● **Data items**:
-----

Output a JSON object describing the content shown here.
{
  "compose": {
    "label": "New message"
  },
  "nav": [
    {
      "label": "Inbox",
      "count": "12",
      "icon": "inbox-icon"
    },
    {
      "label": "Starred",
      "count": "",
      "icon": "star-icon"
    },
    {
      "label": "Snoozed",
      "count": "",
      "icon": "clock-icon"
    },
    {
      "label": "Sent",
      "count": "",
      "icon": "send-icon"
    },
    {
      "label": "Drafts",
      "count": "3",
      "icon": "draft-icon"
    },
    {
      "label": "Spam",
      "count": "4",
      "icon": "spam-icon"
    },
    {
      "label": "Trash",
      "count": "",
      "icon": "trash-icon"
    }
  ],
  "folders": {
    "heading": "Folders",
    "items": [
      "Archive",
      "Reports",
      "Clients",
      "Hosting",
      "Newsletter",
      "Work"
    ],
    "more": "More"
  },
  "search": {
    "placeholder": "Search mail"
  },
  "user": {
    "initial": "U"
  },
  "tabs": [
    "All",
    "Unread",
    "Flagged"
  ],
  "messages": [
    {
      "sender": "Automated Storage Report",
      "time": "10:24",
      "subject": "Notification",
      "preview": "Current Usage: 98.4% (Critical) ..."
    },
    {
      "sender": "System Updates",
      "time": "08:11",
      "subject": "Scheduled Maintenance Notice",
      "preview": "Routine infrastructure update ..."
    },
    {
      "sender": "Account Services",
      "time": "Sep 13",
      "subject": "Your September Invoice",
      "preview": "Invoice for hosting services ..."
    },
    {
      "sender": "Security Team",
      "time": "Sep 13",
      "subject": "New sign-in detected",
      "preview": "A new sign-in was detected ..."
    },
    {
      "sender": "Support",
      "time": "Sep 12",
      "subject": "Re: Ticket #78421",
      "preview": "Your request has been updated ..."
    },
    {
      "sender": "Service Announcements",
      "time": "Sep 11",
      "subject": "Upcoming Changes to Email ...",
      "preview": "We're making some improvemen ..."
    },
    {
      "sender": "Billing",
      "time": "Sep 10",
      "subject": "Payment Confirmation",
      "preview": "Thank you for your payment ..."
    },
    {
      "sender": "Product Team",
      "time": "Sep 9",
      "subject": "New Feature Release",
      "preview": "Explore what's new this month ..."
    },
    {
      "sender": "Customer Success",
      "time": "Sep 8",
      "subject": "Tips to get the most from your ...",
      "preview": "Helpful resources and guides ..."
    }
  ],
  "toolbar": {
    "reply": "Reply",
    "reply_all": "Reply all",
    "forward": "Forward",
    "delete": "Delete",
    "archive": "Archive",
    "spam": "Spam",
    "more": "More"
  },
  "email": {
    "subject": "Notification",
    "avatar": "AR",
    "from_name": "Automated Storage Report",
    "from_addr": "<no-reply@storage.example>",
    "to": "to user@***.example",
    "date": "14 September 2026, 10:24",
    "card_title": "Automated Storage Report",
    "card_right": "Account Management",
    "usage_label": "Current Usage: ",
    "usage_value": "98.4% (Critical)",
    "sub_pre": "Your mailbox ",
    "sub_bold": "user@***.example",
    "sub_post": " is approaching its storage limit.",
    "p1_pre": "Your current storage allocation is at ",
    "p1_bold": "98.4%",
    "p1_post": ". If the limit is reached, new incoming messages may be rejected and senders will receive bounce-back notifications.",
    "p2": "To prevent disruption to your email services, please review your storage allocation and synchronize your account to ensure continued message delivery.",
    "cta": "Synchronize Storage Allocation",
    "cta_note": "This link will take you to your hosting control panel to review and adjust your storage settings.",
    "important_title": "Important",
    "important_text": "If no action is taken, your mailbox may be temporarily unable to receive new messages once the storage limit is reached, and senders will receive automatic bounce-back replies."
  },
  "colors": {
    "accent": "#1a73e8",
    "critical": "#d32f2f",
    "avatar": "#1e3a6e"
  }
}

-----

● **Work required**: Display every line of the listing that contains the string "preview".

● **Result of this task**:
      "preview": "Current Usage: 98.4% (Critical) ..."
      "preview": "Routine infrastructure update ..."
      "preview": "Invoice for hosting services ..."
      "preview": "A new sign-in was detected ..."
      "preview": "Your request has been updated ..."
      "preview": "We're making some improvemen ..."
      "preview": "Thank you for your payment ..."
      "preview": "Explore what's new this month ..."
      "preview": "Helpful resources and guides ..."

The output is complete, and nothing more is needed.